* **Your objective**
Retype, without alteration, each line from the line containing "OCR this image." to the final line of the records.

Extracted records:
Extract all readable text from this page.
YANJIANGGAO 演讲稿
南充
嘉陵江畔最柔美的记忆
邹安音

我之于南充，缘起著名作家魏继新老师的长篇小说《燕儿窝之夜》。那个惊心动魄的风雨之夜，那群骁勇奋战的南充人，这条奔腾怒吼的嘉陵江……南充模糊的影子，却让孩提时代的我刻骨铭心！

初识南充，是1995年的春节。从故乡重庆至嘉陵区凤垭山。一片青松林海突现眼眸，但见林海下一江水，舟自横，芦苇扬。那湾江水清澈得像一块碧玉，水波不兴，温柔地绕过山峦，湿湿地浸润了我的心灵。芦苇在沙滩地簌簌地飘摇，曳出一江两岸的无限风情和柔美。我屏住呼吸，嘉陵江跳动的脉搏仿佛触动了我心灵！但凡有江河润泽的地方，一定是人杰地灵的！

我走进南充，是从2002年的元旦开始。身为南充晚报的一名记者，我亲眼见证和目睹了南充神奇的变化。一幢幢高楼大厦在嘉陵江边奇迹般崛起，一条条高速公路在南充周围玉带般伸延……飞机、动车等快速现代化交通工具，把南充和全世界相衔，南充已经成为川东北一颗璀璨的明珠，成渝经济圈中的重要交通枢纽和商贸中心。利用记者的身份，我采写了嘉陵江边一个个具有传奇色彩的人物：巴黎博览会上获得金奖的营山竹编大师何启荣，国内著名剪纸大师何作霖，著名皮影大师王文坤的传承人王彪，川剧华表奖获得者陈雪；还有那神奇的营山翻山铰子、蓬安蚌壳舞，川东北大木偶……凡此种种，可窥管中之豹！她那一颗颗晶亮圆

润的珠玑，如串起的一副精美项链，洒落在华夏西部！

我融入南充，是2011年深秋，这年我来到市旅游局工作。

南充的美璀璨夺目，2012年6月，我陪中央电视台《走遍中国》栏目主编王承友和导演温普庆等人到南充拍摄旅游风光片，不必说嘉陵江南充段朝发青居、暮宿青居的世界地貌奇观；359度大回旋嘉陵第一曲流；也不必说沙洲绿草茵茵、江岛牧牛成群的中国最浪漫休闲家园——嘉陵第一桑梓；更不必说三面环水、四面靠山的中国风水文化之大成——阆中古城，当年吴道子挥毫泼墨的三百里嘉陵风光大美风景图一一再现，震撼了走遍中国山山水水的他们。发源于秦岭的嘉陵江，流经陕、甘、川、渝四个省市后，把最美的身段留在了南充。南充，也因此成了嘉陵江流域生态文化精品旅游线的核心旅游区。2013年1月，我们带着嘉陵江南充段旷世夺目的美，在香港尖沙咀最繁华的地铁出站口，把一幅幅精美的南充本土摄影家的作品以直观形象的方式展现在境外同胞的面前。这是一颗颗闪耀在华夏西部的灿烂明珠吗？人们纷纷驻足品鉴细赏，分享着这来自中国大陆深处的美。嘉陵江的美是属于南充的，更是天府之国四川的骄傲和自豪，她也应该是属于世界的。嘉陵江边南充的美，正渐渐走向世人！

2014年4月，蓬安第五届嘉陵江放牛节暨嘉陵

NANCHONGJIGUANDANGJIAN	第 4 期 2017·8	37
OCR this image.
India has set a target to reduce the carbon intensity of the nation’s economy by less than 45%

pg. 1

* **Solved problem**
OCR this image.
India has set a target to reduce the carbon intensity of the nation’s economy by less than 45%

pg. 1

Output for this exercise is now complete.